**AIM OF THE EXERCISE**
From the listing below, pick out each line with the word "highlighted".

**RECORD SET**
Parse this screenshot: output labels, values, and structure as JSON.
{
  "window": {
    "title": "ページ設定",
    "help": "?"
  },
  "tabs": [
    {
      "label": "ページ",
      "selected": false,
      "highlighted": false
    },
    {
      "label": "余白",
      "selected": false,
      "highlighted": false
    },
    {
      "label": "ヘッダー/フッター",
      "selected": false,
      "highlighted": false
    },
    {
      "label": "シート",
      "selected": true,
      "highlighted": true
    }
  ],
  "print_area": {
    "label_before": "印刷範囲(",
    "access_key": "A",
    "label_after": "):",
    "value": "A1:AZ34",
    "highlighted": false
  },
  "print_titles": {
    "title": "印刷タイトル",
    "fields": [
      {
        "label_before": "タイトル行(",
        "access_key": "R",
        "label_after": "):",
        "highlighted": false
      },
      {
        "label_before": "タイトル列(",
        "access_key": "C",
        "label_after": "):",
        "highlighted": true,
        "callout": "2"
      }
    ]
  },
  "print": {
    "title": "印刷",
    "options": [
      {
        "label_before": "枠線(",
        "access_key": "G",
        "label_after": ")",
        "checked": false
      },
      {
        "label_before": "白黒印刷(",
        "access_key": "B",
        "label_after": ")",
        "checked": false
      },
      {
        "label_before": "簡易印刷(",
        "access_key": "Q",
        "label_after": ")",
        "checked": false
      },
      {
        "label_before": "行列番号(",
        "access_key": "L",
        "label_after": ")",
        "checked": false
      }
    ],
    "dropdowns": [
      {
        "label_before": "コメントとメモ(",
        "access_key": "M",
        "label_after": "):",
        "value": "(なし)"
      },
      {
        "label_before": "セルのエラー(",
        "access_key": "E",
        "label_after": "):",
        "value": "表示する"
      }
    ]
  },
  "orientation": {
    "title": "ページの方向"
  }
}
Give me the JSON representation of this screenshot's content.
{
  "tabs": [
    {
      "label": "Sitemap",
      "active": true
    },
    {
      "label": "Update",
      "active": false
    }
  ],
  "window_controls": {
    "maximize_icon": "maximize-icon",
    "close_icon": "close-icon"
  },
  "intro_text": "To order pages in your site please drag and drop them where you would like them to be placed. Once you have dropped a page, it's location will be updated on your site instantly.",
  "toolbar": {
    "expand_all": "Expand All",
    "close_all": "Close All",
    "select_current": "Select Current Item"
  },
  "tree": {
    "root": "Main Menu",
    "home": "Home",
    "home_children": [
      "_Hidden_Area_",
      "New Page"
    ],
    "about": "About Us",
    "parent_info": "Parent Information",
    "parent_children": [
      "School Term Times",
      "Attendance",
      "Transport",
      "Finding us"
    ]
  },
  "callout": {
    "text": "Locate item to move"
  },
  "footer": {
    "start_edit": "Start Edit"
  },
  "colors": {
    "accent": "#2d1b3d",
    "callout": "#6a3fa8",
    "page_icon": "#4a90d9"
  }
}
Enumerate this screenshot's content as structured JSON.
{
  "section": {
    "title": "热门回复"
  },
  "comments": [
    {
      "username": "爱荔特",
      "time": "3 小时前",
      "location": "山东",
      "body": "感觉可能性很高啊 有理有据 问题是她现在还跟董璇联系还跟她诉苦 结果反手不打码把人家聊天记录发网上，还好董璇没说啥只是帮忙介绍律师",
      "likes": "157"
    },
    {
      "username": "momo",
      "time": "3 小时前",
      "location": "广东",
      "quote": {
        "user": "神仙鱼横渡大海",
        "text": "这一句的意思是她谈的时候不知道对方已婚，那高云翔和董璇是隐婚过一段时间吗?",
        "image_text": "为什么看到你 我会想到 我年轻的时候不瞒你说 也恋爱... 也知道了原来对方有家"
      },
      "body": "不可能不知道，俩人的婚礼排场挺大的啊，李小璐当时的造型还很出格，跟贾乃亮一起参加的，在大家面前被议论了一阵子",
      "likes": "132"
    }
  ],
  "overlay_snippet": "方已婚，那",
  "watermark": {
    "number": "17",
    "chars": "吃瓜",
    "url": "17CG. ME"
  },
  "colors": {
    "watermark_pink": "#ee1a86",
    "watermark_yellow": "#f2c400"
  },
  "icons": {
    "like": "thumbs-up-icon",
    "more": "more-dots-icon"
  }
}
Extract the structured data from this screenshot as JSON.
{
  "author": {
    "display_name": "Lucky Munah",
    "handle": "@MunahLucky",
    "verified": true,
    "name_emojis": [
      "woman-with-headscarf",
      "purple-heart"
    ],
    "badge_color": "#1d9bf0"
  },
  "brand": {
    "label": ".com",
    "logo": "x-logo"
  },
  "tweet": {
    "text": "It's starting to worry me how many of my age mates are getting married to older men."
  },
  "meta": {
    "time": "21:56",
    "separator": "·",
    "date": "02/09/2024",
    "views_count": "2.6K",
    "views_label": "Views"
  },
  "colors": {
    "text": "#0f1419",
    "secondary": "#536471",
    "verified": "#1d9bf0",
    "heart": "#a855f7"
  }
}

**REPLY**
      "highlighted": false
      "highlighted": false
      "highlighted": false
      "highlighted": true
    "highlighted": false
        "highlighted": false
        "highlighted": true,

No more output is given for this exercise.